-- Requirement --
Print each line exactly as it is given.

-- Stored rows --

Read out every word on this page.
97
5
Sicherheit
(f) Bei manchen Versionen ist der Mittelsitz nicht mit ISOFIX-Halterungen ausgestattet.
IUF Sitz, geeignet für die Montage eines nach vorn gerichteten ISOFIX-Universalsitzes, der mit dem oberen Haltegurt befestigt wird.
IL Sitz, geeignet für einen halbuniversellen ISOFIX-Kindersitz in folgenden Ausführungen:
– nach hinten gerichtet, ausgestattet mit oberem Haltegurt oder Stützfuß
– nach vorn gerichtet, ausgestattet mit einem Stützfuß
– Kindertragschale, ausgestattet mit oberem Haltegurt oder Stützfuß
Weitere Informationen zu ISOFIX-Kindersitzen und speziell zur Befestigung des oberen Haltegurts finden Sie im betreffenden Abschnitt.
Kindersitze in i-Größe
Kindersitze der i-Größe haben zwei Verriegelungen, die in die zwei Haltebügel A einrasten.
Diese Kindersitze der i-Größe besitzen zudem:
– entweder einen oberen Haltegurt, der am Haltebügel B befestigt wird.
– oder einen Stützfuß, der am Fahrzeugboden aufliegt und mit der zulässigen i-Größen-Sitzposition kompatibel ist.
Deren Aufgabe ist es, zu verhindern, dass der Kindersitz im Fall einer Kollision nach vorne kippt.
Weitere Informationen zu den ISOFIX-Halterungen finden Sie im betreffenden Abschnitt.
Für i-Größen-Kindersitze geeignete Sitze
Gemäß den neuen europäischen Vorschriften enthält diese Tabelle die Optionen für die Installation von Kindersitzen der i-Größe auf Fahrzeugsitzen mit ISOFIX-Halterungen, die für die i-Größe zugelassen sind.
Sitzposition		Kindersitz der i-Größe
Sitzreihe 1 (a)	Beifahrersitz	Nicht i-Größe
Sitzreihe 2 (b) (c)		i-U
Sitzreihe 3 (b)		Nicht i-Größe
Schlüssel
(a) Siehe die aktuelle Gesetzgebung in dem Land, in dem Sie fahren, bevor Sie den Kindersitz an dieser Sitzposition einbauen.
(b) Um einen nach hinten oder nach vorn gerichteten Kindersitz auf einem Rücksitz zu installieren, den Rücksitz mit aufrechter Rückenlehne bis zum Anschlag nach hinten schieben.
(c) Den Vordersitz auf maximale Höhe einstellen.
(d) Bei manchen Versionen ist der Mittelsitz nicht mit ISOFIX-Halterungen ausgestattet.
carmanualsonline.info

-- Finished task --
Read out every word on this page.
97
5
Sicherheit
(f) Bei manchen Versionen ist der Mittelsitz nicht mit ISOFIX-Halterungen ausgestattet.
IUF Sitz, geeignet für die Montage eines nach vorn gerichteten ISOFIX-Universalsitzes, der mit dem oberen Haltegurt befestigt wird.
IL Sitz, geeignet für einen halbuniversellen ISOFIX-Kindersitz in folgenden Ausführungen:
– nach hinten gerichtet, ausgestattet mit oberem Haltegurt oder Stützfuß
– nach vorn gerichtet, ausgestattet mit einem Stützfuß
– Kindertragschale, ausgestattet mit oberem Haltegurt oder Stützfuß
Weitere Informationen zu ISOFIX-Kindersitzen und speziell zur Befestigung des oberen Haltegurts finden Sie im betreffenden Abschnitt.
Kindersitze in i-Größe
Kindersitze der i-Größe haben zwei Verriegelungen, die in die zwei Haltebügel A einrasten.
Diese Kindersitze der i-Größe besitzen zudem:
– entweder einen oberen Haltegurt, der am Haltebügel B befestigt wird.
– oder einen Stützfuß, der am Fahrzeugboden aufliegt und mit der zulässigen i-Größen-Sitzposition kompatibel ist.
Deren Aufgabe ist es, zu verhindern, dass der Kindersitz im Fall einer Kollision nach vorne kippt.
Weitere Informationen zu den ISOFIX-Halterungen finden Sie im betreffenden Abschnitt.
Für i-Größen-Kindersitze geeignete Sitze
Gemäß den neuen europäischen Vorschriften enthält diese Tabelle die Optionen für die Installation von Kindersitzen der i-Größe auf Fahrzeugsitzen mit ISOFIX-Halterungen, die für die i-Größe zugelassen sind.
Sitzposition		Kindersitz der i-Größe
Sitzreihe 1 (a)	Beifahrersitz	Nicht i-Größe
Sitzreihe 2 (b) (c)		i-U
Sitzreihe 3 (b)		Nicht i-Größe
Schlüssel
(a) Siehe die aktuelle Gesetzgebung in dem Land, in dem Sie fahren, bevor Sie den Kindersitz an dieser Sitzposition einbauen.
(b) Um einen nach hinten oder nach vorn gerichteten Kindersitz auf einem Rücksitz zu installieren, den Rücksitz mit aufrechter Rückenlehne bis zum Anschlag nach hinten schieben.
(c) Den Vordersitz auf maximale Höhe einstellen.
(d) Bei manchen Versionen ist der Mittelsitz nicht mit ISOFIX-Halterungen ausgestattet.
carmanualsonline.info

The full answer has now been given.